■ Dataset listings of figures ■
>> Start
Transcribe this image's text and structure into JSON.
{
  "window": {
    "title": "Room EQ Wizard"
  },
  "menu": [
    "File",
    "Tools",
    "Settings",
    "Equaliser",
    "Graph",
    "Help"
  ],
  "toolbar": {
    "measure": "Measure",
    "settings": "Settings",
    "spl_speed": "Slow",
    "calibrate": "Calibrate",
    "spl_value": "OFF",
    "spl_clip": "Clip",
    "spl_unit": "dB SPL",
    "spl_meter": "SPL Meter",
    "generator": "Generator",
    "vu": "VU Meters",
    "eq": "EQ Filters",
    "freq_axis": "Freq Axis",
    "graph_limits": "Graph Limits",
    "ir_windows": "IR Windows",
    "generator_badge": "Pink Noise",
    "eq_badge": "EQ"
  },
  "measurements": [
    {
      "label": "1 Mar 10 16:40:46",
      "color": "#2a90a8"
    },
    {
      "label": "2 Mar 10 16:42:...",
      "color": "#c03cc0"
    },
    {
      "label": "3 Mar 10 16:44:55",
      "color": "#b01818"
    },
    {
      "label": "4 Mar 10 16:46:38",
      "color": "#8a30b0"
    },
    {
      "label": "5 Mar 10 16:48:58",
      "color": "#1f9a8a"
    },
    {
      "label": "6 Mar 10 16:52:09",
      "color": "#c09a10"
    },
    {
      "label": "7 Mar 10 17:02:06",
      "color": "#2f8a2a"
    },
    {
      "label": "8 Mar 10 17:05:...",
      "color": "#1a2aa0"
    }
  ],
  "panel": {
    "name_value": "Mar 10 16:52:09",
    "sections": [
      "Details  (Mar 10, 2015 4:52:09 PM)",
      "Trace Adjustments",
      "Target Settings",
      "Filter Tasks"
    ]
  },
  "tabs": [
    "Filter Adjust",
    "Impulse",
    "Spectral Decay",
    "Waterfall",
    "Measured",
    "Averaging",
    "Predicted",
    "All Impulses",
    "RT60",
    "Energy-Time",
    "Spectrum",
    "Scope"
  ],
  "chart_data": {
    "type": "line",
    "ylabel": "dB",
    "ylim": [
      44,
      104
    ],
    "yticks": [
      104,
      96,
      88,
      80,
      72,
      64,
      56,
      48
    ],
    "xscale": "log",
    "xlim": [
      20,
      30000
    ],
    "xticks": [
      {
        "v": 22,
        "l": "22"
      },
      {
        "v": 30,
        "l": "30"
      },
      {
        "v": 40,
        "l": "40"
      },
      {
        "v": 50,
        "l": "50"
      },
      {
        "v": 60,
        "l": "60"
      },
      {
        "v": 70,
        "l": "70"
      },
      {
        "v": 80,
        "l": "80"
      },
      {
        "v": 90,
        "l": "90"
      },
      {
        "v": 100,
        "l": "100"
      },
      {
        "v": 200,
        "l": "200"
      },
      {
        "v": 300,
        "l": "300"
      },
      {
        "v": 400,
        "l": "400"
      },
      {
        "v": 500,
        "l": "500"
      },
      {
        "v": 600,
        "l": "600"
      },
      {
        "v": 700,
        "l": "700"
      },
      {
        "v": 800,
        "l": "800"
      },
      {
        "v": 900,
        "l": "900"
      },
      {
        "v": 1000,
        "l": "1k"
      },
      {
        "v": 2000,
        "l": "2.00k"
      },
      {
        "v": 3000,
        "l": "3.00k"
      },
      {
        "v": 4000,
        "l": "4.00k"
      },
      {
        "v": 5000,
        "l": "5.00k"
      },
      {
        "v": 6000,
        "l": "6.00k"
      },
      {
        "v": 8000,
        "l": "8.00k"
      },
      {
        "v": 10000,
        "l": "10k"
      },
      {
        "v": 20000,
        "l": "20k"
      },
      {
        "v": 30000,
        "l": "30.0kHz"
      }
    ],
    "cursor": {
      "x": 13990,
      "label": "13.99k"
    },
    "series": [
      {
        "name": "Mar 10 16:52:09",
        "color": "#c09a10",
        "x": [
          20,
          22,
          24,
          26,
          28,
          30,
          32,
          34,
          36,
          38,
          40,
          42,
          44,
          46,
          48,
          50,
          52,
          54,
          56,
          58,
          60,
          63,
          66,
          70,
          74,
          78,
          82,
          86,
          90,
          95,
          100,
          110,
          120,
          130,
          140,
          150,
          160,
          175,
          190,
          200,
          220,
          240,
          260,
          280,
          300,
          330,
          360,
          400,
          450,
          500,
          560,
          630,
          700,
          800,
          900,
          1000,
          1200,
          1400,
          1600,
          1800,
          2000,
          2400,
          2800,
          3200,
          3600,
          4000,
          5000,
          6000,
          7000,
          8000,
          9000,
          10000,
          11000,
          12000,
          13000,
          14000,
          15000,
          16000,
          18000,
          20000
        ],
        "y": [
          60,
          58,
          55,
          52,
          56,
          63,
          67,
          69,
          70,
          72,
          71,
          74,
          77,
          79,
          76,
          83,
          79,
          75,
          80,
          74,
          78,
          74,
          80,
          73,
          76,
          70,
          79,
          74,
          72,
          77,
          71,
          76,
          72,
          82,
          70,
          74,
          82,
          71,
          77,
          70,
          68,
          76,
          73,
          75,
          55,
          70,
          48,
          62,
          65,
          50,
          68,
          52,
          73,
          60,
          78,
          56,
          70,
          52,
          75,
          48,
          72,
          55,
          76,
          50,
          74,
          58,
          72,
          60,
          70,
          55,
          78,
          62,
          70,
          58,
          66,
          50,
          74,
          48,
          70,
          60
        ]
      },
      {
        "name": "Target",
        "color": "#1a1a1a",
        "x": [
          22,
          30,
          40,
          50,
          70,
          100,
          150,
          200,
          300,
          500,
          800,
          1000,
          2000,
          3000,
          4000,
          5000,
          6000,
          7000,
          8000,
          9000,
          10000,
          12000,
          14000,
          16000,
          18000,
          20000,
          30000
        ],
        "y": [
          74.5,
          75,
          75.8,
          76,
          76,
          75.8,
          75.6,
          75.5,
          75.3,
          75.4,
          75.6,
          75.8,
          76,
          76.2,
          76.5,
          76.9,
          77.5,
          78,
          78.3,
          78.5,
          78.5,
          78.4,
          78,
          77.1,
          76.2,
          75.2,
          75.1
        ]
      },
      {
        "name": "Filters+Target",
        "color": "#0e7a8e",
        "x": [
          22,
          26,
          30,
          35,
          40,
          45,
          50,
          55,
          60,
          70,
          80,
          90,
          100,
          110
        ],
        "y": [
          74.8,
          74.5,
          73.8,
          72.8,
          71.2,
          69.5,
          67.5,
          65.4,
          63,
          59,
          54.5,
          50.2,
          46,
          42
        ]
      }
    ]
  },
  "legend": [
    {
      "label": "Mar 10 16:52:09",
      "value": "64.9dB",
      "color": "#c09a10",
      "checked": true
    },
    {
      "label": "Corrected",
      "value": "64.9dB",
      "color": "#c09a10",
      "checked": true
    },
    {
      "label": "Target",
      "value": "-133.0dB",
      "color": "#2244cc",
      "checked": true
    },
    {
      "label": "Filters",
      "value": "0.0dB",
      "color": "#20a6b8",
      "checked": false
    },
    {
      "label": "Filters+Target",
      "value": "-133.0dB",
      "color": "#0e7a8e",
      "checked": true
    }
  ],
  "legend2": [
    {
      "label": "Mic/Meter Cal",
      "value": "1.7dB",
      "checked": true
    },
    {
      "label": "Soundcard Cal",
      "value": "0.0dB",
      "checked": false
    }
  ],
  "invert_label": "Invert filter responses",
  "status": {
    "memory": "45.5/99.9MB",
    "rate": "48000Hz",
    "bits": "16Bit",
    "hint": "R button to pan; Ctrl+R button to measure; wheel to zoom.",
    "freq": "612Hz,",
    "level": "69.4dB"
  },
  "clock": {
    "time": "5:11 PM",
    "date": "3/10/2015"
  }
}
>> End
■ Written task ■
Reproduce the records above exactly as they appear.

■ Full response ■
Transcribe this image's text and structure into JSON.
{
  "window": {
    "title": "Room EQ Wizard"
  },
  "menu": [
    "File",
    "Tools",
    "Settings",
    "Equaliser",
    "Graph",
    "Help"
  ],
  "toolbar": {
    "measure": "Measure",
    "settings": "Settings",
    "spl_speed": "Slow",
    "calibrate": "Calibrate",
    "spl_value": "OFF",
    "spl_clip": "Clip",
    "spl_unit": "dB SPL",
    "spl_meter": "SPL Meter",
    "generator": "Generator",
    "vu": "VU Meters",
    "eq": "EQ Filters",
    "freq_axis": "Freq Axis",
    "graph_limits": "Graph Limits",
    "ir_windows": "IR Windows",
    "generator_badge": "Pink Noise",
    "eq_badge": "EQ"
  },
  "measurements": [
    {
      "label": "1 Mar 10 16:40:46",
      "color": "#2a90a8"
    },
    {
      "label": "2 Mar 10 16:42:...",
      "color": "#c03cc0"
    },
    {
      "label": "3 Mar 10 16:44:55",
      "color": "#b01818"
    },
    {
      "label": "4 Mar 10 16:46:38",
      "color": "#8a30b0"
    },
    {
      "label": "5 Mar 10 16:48:58",
      "color": "#1f9a8a"
    },
    {
      "label": "6 Mar 10 16:52:09",
      "color": "#c09a10"
    },
    {
      "label": "7 Mar 10 17:02:06",
      "color": "#2f8a2a"
    },
    {
      "label": "8 Mar 10 17:05:...",
      "color": "#1a2aa0"
    }
  ],
  "panel": {
    "name_value": "Mar 10 16:52:09",
    "sections": [
      "Details  (Mar 10, 2015 4:52:09 PM)",
      "Trace Adjustments",
      "Target Settings",
      "Filter Tasks"
    ]
  },
  "tabs": [
    "Filter Adjust",
    "Impulse",
    "Spectral Decay",
    "Waterfall",
    "Measured",
    "Averaging",
    "Predicted",
    "All Impulses",
    "RT60",
    "Energy-Time",
    "Spectrum",
    "Scope"
  ],
  "chart_data": {
    "type": "line",
    "ylabel": "dB",
    "ylim": [
      44,
      104
    ],
    "yticks": [
      104,
      96,
      88,
      80,
      72,
      64,
      56,
      48
    ],
    "xscale": "log",
    "xlim": [
      20,
      30000
    ],
    "xticks": [
      {
        "v": 22,
        "l": "22"
      },
      {
        "v": 30,
        "l": "30"
      },
      {
        "v": 40,
        "l": "40"
      },
      {
        "v": 50,
        "l": "50"
      },
      {
        "v": 60,
        "l": "60"
      },
      {
        "v": 70,
        "l": "70"
      },
      {
        "v": 80,
        "l": "80"
      },
      {
        "v": 90,
        "l": "90"
      },
      {
        "v": 100,
        "l": "100"
      },
      {
        "v": 200,
        "l": "200"
      },
      {
        "v": 300,
        "l": "300"
      },
      {
        "v": 400,
        "l": "400"
      },
      {
        "v": 500,
        "l": "500"
      },
      {
        "v": 600,
        "l": "600"
      },
      {
        "v": 700,
        "l": "700"
      },
      {
        "v": 800,
        "l": "800"
      },
      {
        "v": 900,
        "l": "900"
      },
      {
        "v": 1000,
        "l": "1k"
      },
      {
        "v": 2000,
        "l": "2.00k"
      },
      {
        "v": 3000,
        "l": "3.00k"
      },
      {
        "v": 4000,
        "l": "4.00k"
      },
      {
        "v": 5000,
        "l": "5.00k"
      },
      {
        "v": 6000,
        "l": "6.00k"
      },
      {
        "v": 8000,
        "l": "8.00k"
      },
      {
        "v": 10000,
        "l": "10k"
      },
      {
        "v": 20000,
        "l": "20k"
      },
      {
        "v": 30000,
        "l": "30.0kHz"
      }
    ],
    "cursor": {
      "x": 13990,
      "label": "13.99k"
    },
    "series": [
      {
        "name": "Mar 10 16:52:09",
        "color": "#c09a10",
        "x": [
          20,
          22,
          24,
          26,
          28,
          30,
          32,
          34,
          36,
          38,
          40,
          42,
          44,
          46,
          48,
          50,
          52,
          54,
          56,
          58,
          60,
          63,
          66,
          70,
          74,
          78,
          82,
          86,
          90,
          95,
          100,
          110,
          120,
          130,
          140,
          150,
          160,
          175,
          190,
          200,
          220,
          240,
          260,
          280,
          300,
          330,
          360,
          400,
          450,
          500,
          560,
          630,
          700,
          800,
          900,
          1000,
          1200,
          1400,
          1600,
          1800,
          2000,
          2400,
          2800,
          3200,
          3600,
          4000,
          5000,
          6000,
          7000,
          8000,
          9000,
          10000,
          11000,
          12000,
          13000,
          14000,
          15000,
          16000,
          18000,
          20000
        ],
        "y": [
          60,
          58,
          55,
          52,
          56,
          63,
          67,
          69,
          70,
          72,
          71,
          74,
          77,
          79,
          76,
          83,
          79,
          75,
          80,
          74,
          78,
          74,
          80,
          73,
          76,
          70,
          79,
          74,
          72,
          77,
          71,
          76,
          72,
          82,
          70,
          74,
          82,
          71,
          77,
          70,
          68,
          76,
          73,
          75,
          55,
          70,
          48,
          62,
          65,
          50,
          68,
          52,
          73,
          60,
          78,
          56,
          70,
          52,
          75,
          48,
          72,
          55,
          76,
          50,
          74,
          58,
          72,
          60,
          70,
          55,
          78,
          62,
          70,
          58,
          66,
          50,
          74,
          48,
          70,
          60
        ]
      },
      {
        "name": "Target",
        "color": "#1a1a1a",
        "x": [
          22,
          30,
          40,
          50,
          70,
          100,
          150,
          200,
          300,
          500,
          800,
          1000,
          2000,
          3000,
          4000,
          5000,
          6000,
          7000,
          8000,
          9000,
          10000,
          12000,
          14000,
          16000,
          18000,
          20000,
          30000
        ],
        "y": [
          74.5,
          75,
          75.8,
          76,
          76,
          75.8,
          75.6,
          75.5,
          75.3,
          75.4,
          75.6,
          75.8,
          76,
          76.2,
          76.5,
          76.9,
          77.5,
          78,
          78.3,
          78.5,
          78.5,
          78.4,
          78,
          77.1,
          76.2,
          75.2,
          75.1
        ]
      },
      {
        "name": "Filters+Target",
        "color": "#0e7a8e",
        "x": [
          22,
          26,
          30,
          35,
          40,
          45,
          50,
          55,
          60,
          70,
          80,
          90,
          100,
          110
        ],
        "y": [
          74.8,
          74.5,
          73.8,
          72.8,
          71.2,
          69.5,
          67.5,
          65.4,
          63,
          59,
          54.5,
          50.2,
          46,
          42
        ]
      }
    ]
  },
  "legend": [
    {
      "label": "Mar 10 16:52:09",
      "value": "64.9dB",
      "color": "#c09a10",
      "checked": true
    },
    {
      "label": "Corrected",
      "value": "64.9dB",
      "color": "#c09a10",
      "checked": true
    },
    {
      "label": "Target",
      "value": "-133.0dB",
      "color": "#2244cc",
      "checked": true
    },
    {
      "label": "Filters",
      "value": "0.0dB",
      "color": "#20a6b8",
      "checked": false
    },
    {
      "label": "Filters+Target",
      "value": "-133.0dB",
      "color": "#0e7a8e",
      "checked": true
    }
  ],
  "legend2": [
    {
      "label": "Mic/Meter Cal",
      "value": "1.7dB",
      "checked": true
    },
    {
      "label": "Soundcard Cal",
      "value": "0.0dB",
      "checked": false
    }
  ],
  "invert_label": "Invert filter responses",
  "status": {
    "memory": "45.5/99.9MB",
    "rate": "48000Hz",
    "bits": "16Bit",
    "hint": "R button to pan; Ctrl+R button to measure; wheel to zoom.",
    "freq": "612Hz,",
    "level": "69.4dB"
  },
  "clock": {
    "time": "5:11 PM",
    "date": "3/10/2015"
  }
}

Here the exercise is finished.